*Figure data in JSON*.
------

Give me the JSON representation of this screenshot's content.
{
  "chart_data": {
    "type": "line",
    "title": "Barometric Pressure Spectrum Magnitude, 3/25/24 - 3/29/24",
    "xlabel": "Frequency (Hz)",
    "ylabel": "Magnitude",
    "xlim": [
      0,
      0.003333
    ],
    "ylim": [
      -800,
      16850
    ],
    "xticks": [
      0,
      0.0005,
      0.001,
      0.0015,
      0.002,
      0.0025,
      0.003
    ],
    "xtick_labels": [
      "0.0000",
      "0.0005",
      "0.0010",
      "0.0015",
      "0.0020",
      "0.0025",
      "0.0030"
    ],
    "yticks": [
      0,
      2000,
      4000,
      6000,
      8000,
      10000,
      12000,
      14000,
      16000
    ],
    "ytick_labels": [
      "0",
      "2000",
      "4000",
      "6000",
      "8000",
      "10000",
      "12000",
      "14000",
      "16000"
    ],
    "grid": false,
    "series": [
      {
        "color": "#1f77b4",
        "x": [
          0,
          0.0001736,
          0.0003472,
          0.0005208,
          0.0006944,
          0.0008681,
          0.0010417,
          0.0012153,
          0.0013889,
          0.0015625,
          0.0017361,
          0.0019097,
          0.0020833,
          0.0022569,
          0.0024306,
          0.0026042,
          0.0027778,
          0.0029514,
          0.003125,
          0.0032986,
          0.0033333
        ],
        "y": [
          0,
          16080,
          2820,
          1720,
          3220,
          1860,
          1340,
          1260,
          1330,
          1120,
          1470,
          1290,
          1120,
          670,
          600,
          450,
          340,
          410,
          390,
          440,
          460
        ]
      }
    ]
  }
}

------

*Do this*.
Locate the word "Magnitude" in the records above, and return each line that has it.

*Result*.
    "title": "Barometric Pressure Spectrum Magnitude, 3/25/24 - 3/29/24",
    "ylabel": "Magnitude",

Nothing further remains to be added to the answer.